Instruction ▸ Strip the pictures and reproduce the rest of the listing exactly.
── Provided data
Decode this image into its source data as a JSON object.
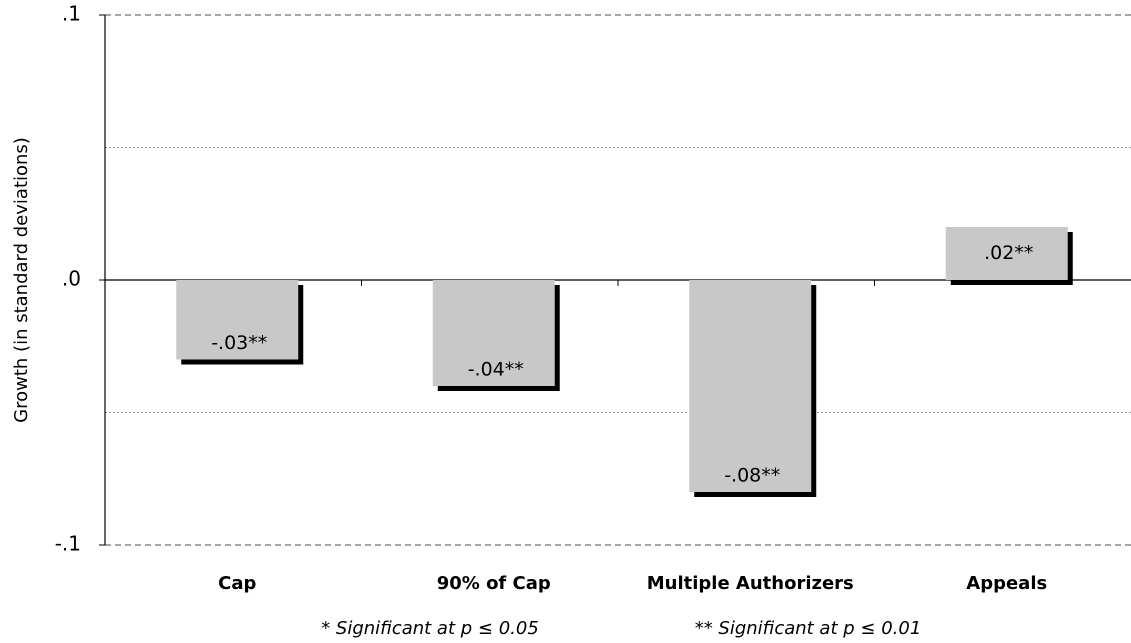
{
  "chart_data": {
    "type": "bar",
    "y_label": "Growth (in standard deviations)",
    "categories": [
      "Cap",
      "90% of Cap",
      "Multiple Authorizers",
      "Appeals"
    ],
    "values": [
      -0.03,
      -0.04,
      -0.08,
      0.02
    ],
    "value_labels": [
      "-.03**",
      "-.04**",
      "-.08**",
      ".02**"
    ],
    "color": "#c8c8c8",
    "shadow_color": "#000000",
    "ylim": [
      -0.1,
      0.1
    ],
    "yticks": [
      {
        "value": -0.1,
        "label": "-.1"
      },
      {
        "value": 0,
        "label": ".0"
      },
      {
        "value": 0.1,
        "label": ".1"
      }
    ],
    "minor_grid": [
      -0.05,
      0.05
    ],
    "grid": true,
    "footnotes": [
      "* Significant at p ≤ 0.05",
      "** Significant at p ≤ 0.01"
    ]
  }
}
────
Complete answer ▸
Decode this image into its source data as a JSON object.
{
  "chart_data": {
    "type": "bar",
    "y_label": "Growth (in standard deviations)",
    "categories": [
      "Cap",
      "90% of Cap",
      "Multiple Authorizers",
      "Appeals"
    ],
    "values": [
      -0.03,
      -0.04,
      -0.08,
      0.02
    ],
    "value_labels": [
      "-.03**",
      "-.04**",
      "-.08**",
      ".02**"
    ],
    "color": "#c8c8c8",
    "shadow_color": "#000000",
    "ylim": [
      -0.1,
      0.1
    ],
    "yticks": [
      {
        "value": -0.1,
        "label": "-.1"
      },
      {
        "value": 0,
        "label": ".0"
      },
      {
        "value": 0.1,
        "label": ".1"
      }
    ],
    "minor_grid": [
      -0.05,
      0.05
    ],
    "grid": true,
    "footnotes": [
      "* Significant at p ≤ 0.05",
      "** Significant at p ≤ 0.01"
    ]
  }
}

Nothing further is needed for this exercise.